→ **Given task**
Copy every line of the records below word for word, with nothing changed.

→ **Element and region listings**
----

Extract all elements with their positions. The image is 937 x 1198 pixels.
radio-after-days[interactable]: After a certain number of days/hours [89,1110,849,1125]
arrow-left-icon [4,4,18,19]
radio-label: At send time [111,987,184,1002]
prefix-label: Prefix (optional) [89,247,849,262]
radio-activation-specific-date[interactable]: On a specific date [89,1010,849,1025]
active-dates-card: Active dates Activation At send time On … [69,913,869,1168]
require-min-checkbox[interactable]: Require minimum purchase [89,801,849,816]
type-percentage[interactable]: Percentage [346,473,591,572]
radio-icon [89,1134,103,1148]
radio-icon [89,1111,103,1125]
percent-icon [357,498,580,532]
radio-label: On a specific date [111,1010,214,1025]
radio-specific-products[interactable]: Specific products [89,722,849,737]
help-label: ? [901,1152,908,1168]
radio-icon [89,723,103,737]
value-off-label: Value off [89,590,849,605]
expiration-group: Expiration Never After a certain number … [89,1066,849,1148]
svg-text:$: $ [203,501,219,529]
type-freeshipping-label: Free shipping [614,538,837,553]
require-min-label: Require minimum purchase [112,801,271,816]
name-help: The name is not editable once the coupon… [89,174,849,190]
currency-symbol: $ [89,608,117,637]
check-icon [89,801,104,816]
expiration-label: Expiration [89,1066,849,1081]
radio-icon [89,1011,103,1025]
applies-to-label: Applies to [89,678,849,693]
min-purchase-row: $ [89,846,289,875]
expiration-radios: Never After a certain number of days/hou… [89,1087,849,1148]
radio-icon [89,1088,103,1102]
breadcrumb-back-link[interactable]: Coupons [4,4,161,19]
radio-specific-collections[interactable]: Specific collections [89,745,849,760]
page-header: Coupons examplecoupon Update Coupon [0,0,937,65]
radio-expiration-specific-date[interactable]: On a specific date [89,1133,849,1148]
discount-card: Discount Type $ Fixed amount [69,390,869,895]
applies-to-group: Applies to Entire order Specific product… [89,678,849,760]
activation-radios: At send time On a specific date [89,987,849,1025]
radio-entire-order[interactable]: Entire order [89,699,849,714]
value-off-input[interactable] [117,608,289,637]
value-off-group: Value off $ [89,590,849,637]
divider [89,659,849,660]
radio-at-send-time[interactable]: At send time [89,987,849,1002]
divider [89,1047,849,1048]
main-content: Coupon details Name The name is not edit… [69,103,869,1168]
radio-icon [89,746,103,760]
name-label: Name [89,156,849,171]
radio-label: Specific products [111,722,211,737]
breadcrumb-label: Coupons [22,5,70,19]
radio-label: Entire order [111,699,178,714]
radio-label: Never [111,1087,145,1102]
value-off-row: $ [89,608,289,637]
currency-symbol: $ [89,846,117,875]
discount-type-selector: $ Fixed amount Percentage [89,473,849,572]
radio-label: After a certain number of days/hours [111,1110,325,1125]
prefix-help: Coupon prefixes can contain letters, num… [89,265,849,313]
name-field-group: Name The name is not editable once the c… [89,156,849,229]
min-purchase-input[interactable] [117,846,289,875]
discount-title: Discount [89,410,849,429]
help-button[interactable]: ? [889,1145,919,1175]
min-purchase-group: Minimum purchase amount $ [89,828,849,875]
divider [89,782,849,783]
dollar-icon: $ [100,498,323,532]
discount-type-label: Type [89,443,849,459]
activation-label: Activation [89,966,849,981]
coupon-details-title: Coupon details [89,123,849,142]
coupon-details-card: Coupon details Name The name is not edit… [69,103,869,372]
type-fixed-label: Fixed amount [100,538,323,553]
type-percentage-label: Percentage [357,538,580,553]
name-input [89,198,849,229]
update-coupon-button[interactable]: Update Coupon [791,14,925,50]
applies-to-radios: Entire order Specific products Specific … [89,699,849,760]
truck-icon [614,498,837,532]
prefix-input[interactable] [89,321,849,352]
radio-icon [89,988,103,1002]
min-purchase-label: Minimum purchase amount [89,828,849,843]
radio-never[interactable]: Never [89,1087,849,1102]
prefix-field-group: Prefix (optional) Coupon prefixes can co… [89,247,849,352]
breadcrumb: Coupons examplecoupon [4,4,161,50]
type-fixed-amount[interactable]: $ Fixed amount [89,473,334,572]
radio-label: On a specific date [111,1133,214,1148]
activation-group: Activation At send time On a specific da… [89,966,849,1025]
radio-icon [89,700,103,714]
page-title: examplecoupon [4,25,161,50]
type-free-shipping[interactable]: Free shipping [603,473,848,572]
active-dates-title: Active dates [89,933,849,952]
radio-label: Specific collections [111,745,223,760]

----

→ **Problem solution**
Extract all elements with their positions. The image is 937 x 1198 pixels.
radio-after-days[interactable]: After a certain number of days/hours [89,1110,849,1125]
arrow-left-icon [4,4,18,19]
radio-label: At send time [111,987,184,1002]
prefix-label: Prefix (optional) [89,247,849,262]
radio-activation-specific-date[interactable]: On a specific date [89,1010,849,1025]
active-dates-card: Active dates Activation At send time On … [69,913,869,1168]
require-min-checkbox[interactable]: Require minimum purchase [89,801,849,816]
type-percentage[interactable]: Percentage [346,473,591,572]
radio-icon [89,1134,103,1148]
radio-icon [89,1111,103,1125]
percent-icon [357,498,580,532]
radio-label: On a specific date [111,1010,214,1025]
radio-specific-products[interactable]: Specific products [89,722,849,737]
help-label: ? [901,1152,908,1168]
radio-icon [89,723,103,737]
value-off-label: Value off [89,590,849,605]
expiration-group: Expiration Never After a certain number … [89,1066,849,1148]
svg-text:$: $ [203,501,219,529]
type-freeshipping-label: Free shipping [614,538,837,553]
require-min-label: Require minimum purchase [112,801,271,816]
name-help: The name is not editable once the coupon… [89,174,849,190]
currency-symbol: $ [89,608,117,637]
check-icon [89,801,104,816]
expiration-label: Expiration [89,1066,849,1081]
radio-icon [89,1011,103,1025]
applies-to-label: Applies to [89,678,849,693]
min-purchase-row: $ [89,846,289,875]
expiration-radios: Never After a certain number of days/hou… [89,1087,849,1148]
radio-icon [89,1088,103,1102]
breadcrumb-back-link[interactable]: Coupons [4,4,161,19]
radio-specific-collections[interactable]: Specific collections [89,745,849,760]
page-header: Coupons examplecoupon Update Coupon [0,0,937,65]
radio-expiration-specific-date[interactable]: On a specific date [89,1133,849,1148]
discount-card: Discount Type $ Fixed amount [69,390,869,895]
applies-to-group: Applies to Entire order Specific product… [89,678,849,760]
activation-radios: At send time On a specific date [89,987,849,1025]
radio-entire-order[interactable]: Entire order [89,699,849,714]
value-off-input[interactable] [117,608,289,637]
value-off-group: Value off $ [89,590,849,637]
divider [89,659,849,660]
radio-at-send-time[interactable]: At send time [89,987,849,1002]
divider [89,1047,849,1048]
main-content: Coupon details Name The name is not edit… [69,103,869,1168]
radio-icon [89,746,103,760]
name-label: Name [89,156,849,171]
radio-label: Specific products [111,722,211,737]
breadcrumb-label: Coupons [22,5,70,19]
radio-label: Entire order [111,699,178,714]
radio-label: Never [111,1087,145,1102]
value-off-row: $ [89,608,289,637]
currency-symbol: $ [89,846,117,875]
discount-type-selector: $ Fixed amount Percentage [89,473,849,572]
radio-label: After a certain number of days/hours [111,1110,325,1125]
prefix-help: Coupon prefixes can contain letters, num… [89,265,849,313]
name-field-group: Name The name is not editable once the c… [89,156,849,229]
min-purchase-input[interactable] [117,846,289,875]
discount-title: Discount [89,410,849,429]
help-button[interactable]: ? [889,1145,919,1175]
min-purchase-group: Minimum purchase amount $ [89,828,849,875]
divider [89,782,849,783]
dollar-icon: $ [100,498,323,532]
discount-type-label: Type [89,443,849,459]
activation-label: Activation [89,966,849,981]
coupon-details-title: Coupon details [89,123,849,142]
coupon-details-card: Coupon details Name The name is not edit… [69,103,869,372]
type-fixed-label: Fixed amount [100,538,323,553]
type-percentage-label: Percentage [357,538,580,553]
name-input [89,198,849,229]
update-coupon-button[interactable]: Update Coupon [791,14,925,50]
applies-to-radios: Entire order Specific products Specific … [89,699,849,760]
truck-icon [614,498,837,532]
prefix-input[interactable] [89,321,849,352]
radio-icon [89,988,103,1002]
min-purchase-label: Minimum purchase amount [89,828,849,843]
radio-never[interactable]: Never [89,1087,849,1102]
prefix-field-group: Prefix (optional) Coupon prefixes can co… [89,247,849,352]
breadcrumb: Coupons examplecoupon [4,4,161,50]
type-fixed-amount[interactable]: $ Fixed amount [89,473,334,572]
radio-label: On a specific date [111,1133,214,1148]
activation-group: Activation At send time On a specific da… [89,966,849,1025]
radio-icon [89,700,103,714]
page-title: examplecoupon [4,25,161,50]
type-free-shipping[interactable]: Free shipping [603,473,848,572]
active-dates-title: Active dates [89,933,849,952]
radio-label: Specific collections [111,745,223,760]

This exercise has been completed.